Stored items
····················

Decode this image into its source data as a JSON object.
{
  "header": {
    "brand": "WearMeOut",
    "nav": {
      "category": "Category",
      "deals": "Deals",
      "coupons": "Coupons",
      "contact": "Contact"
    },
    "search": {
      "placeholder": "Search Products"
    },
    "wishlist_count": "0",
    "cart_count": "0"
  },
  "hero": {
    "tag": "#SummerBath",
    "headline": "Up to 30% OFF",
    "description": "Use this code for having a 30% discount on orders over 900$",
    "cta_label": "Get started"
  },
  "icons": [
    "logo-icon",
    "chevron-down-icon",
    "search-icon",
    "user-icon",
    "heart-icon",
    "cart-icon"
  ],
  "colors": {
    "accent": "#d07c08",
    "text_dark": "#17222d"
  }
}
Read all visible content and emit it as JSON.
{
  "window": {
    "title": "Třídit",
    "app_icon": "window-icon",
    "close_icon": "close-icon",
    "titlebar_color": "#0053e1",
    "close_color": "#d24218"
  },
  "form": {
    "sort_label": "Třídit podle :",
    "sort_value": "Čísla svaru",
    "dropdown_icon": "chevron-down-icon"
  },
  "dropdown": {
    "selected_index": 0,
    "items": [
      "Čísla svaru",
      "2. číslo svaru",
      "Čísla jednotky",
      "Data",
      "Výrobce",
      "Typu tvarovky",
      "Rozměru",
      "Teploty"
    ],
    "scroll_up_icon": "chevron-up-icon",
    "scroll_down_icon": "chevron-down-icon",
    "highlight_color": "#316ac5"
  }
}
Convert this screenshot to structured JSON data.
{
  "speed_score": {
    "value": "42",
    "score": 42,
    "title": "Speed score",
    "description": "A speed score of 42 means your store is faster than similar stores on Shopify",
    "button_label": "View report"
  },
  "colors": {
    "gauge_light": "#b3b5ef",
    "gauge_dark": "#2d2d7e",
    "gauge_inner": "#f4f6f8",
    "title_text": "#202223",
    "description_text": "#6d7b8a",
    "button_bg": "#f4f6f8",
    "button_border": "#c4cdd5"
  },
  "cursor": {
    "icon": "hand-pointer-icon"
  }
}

····················

▸ **DO THIS**:
Nothing but the lines from the one with "Convert this screenshot" through the last line should be repeated, each exactly as it stands.

▸ **WRITTEN SOLUTION**:
Convert this screenshot to structured JSON data.
{
  "speed_score": {
    "value": "42",
    "score": 42,
    "title": "Speed score",
    "description": "A speed score of 42 means your store is faster than similar stores on Shopify",
    "button_label": "View report"
  },
  "colors": {
    "gauge_light": "#b3b5ef",
    "gauge_dark": "#2d2d7e",
    "gauge_inner": "#f4f6f8",
    "title_text": "#202223",
    "description_text": "#6d7b8a",
    "button_bg": "#f4f6f8",
    "button_border": "#c4cdd5"
  },
  "cursor": {
    "icon": "hand-pointer-icon"
  }
}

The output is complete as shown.